Data items |
>>>>

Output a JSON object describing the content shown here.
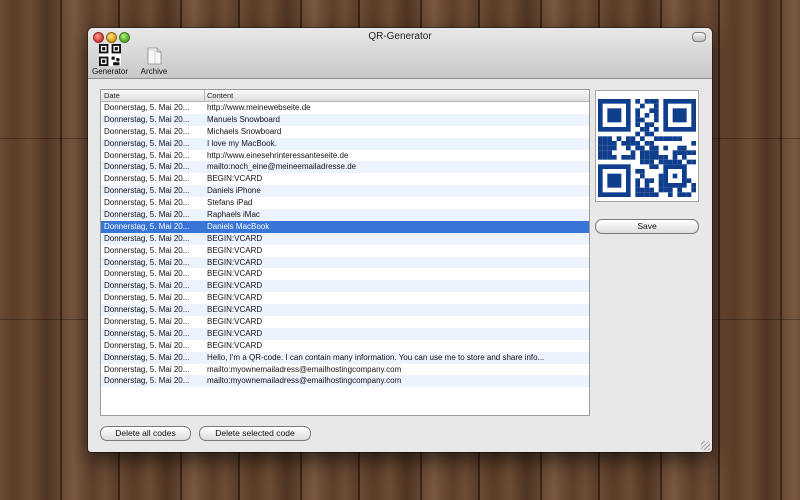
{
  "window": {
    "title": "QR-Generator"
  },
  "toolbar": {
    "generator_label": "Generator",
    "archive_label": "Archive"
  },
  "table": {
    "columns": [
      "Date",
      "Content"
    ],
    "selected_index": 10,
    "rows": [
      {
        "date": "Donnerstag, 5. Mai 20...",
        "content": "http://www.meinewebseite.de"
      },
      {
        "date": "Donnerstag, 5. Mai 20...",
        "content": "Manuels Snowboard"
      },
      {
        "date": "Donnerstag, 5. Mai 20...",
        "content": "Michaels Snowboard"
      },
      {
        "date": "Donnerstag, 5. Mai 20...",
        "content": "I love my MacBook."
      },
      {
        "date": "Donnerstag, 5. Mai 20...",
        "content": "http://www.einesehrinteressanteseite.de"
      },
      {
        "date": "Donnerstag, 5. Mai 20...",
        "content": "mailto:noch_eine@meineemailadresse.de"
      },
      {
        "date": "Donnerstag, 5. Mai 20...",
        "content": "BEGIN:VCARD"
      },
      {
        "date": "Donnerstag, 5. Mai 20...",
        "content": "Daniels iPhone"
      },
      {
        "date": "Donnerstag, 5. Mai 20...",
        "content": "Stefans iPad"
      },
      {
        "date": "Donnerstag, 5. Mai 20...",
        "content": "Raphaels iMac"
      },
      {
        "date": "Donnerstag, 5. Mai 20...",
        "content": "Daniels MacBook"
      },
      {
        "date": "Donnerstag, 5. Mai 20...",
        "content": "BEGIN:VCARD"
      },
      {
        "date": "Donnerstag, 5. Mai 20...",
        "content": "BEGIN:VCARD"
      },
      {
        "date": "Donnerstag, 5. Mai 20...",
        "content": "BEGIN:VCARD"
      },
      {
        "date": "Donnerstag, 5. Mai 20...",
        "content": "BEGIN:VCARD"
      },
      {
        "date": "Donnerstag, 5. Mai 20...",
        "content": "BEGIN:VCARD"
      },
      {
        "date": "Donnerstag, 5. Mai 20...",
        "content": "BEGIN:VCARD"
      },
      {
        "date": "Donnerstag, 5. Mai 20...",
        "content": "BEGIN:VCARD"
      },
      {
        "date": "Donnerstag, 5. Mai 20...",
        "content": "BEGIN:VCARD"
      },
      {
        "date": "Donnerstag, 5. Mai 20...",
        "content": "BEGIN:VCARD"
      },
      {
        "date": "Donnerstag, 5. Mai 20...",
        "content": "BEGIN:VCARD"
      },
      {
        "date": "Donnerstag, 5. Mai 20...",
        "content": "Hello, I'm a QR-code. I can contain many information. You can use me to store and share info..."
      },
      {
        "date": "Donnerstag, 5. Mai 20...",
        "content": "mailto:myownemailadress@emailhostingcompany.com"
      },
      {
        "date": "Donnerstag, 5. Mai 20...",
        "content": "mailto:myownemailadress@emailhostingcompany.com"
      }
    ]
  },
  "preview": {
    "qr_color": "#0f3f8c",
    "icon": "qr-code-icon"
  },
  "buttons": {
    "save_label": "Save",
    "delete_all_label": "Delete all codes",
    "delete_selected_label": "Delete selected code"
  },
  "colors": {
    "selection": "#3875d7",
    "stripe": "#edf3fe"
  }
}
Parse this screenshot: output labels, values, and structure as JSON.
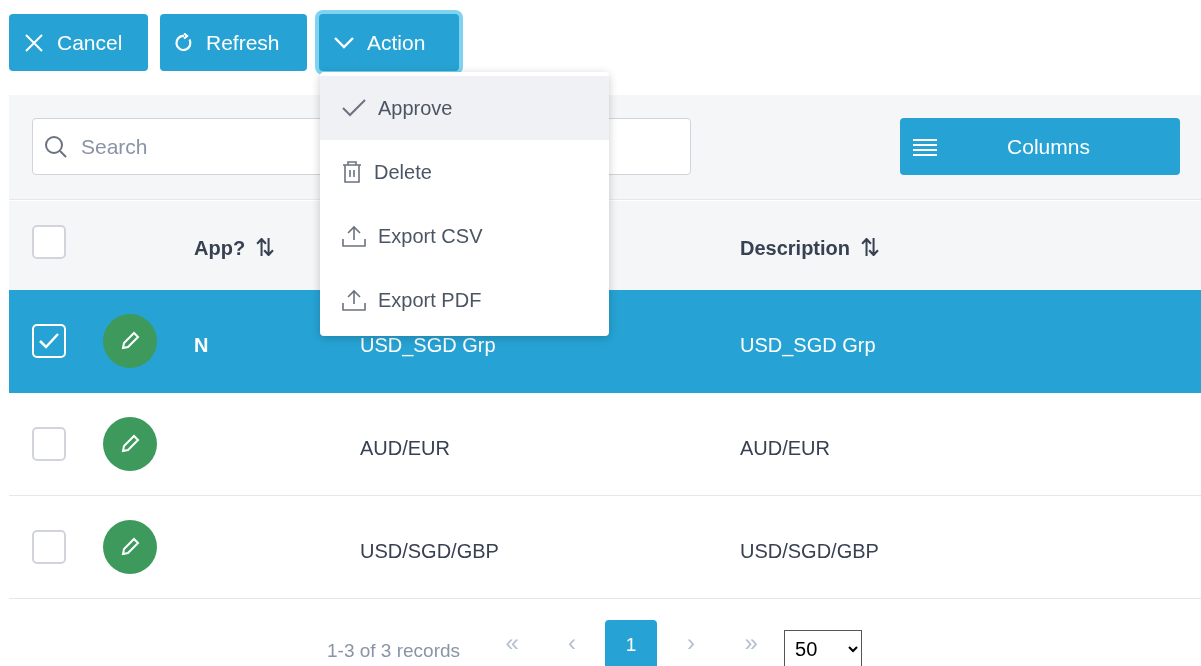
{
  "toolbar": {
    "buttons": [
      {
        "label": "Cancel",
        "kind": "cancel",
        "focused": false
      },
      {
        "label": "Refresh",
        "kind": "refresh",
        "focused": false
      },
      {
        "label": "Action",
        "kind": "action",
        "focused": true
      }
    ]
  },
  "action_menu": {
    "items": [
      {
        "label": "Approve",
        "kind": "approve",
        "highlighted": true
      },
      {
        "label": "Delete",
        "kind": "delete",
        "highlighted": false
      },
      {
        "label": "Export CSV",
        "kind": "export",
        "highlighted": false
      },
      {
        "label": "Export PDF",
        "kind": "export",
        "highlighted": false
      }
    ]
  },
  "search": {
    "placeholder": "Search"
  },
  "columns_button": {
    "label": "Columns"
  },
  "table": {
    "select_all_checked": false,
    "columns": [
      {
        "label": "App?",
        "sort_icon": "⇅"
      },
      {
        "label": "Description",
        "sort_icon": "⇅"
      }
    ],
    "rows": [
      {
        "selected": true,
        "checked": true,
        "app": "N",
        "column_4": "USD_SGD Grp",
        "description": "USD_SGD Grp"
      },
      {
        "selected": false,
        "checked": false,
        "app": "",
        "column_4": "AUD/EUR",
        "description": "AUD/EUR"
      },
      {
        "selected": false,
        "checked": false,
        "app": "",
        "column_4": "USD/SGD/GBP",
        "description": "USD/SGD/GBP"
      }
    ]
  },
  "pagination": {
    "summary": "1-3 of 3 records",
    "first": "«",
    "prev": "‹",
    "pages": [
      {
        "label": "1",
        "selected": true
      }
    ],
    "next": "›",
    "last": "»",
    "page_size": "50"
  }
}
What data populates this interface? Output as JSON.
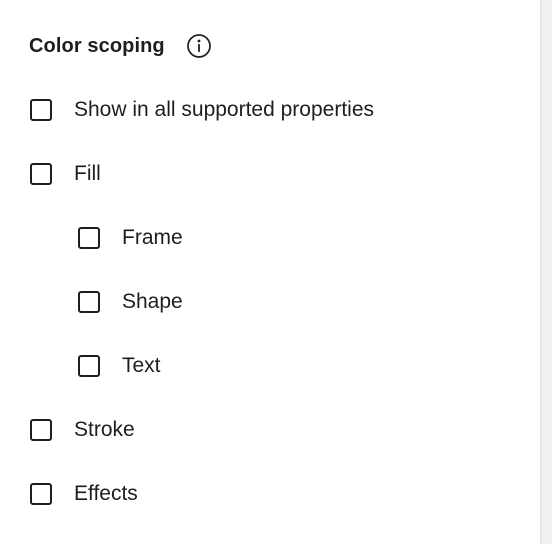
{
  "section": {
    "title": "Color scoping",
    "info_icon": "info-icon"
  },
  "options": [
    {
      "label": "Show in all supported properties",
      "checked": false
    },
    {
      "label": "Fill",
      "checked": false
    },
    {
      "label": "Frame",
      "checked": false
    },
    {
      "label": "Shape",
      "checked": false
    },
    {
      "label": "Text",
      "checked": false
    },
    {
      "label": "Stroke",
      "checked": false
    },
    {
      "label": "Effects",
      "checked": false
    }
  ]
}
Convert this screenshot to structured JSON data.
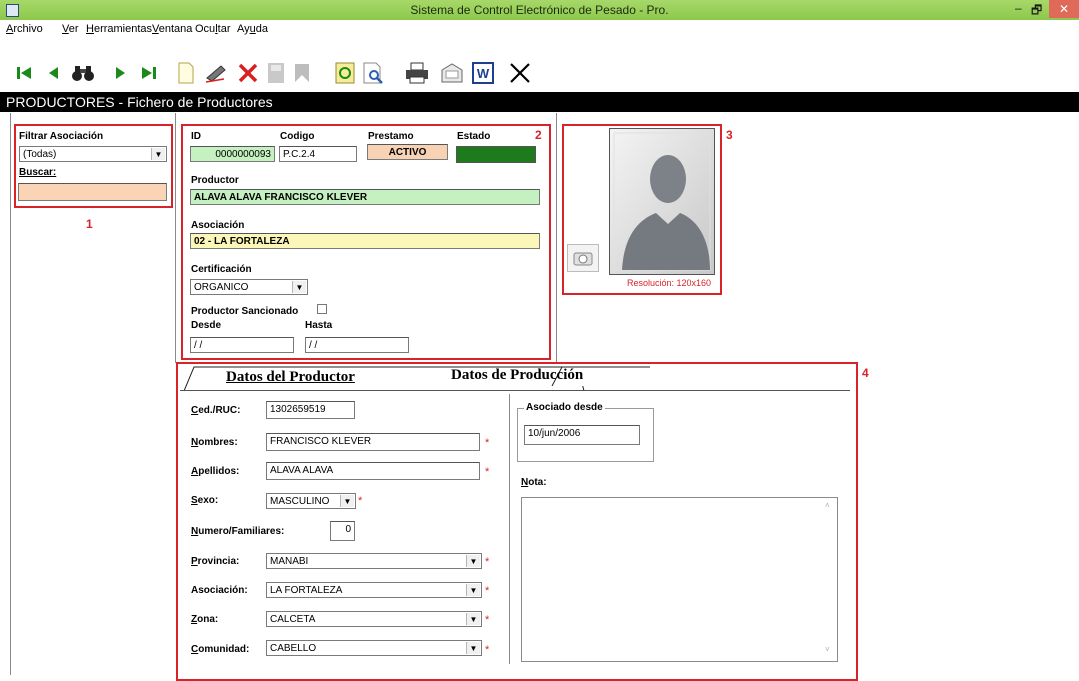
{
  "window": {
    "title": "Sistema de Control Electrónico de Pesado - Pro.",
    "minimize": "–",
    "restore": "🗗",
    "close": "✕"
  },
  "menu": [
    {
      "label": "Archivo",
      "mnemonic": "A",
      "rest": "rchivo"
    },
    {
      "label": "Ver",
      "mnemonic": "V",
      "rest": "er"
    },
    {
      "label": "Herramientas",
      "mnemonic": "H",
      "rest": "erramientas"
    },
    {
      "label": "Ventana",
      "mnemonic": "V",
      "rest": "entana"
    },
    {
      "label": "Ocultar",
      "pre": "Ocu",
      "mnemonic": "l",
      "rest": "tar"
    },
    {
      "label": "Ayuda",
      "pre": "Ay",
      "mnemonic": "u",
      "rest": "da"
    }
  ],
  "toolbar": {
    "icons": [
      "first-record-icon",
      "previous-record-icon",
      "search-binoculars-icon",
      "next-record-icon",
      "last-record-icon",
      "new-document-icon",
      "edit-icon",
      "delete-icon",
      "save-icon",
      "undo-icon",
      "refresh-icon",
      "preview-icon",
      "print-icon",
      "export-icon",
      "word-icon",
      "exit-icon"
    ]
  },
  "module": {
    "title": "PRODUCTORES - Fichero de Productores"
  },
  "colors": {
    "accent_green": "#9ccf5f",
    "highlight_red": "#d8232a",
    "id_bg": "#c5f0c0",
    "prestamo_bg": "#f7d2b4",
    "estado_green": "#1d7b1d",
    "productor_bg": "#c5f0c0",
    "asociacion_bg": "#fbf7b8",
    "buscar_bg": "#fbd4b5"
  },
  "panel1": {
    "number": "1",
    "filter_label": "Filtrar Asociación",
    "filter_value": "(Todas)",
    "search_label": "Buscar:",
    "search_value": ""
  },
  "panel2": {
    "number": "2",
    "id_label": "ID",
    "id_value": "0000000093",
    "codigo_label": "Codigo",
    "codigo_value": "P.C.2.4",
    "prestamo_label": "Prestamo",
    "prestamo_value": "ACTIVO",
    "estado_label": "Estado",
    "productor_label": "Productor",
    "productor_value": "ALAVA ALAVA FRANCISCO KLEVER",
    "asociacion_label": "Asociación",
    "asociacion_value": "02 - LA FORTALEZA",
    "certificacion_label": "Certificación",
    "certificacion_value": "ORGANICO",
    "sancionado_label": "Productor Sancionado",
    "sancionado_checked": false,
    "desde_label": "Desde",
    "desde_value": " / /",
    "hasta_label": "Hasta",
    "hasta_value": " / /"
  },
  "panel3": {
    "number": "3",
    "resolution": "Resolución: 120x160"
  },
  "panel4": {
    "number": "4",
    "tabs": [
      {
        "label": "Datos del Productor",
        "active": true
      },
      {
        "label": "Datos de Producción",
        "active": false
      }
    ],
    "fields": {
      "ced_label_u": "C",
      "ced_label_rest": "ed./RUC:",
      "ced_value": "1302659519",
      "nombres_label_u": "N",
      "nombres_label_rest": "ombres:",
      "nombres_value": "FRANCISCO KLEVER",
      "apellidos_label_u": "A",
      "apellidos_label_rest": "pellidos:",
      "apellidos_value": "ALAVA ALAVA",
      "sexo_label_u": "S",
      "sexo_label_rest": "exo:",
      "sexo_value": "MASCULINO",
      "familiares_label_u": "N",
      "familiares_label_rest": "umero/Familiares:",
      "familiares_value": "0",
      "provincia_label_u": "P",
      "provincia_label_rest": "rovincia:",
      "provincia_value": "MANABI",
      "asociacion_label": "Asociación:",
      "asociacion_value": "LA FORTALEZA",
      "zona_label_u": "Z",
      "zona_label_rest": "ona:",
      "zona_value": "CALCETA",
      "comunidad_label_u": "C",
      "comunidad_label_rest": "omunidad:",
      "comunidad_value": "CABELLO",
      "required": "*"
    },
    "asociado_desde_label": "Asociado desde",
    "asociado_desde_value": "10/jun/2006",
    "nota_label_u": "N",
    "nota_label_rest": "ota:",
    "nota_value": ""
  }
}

<<<<

Exercise instructions |
Copy all lines from the material that hold "KLEVER".

Exercise solution |
    "productor_value": "ALAVA ALAVA FRANCISCO KLEVER",
      "nombres_value": "FRANCISCO KLEVER",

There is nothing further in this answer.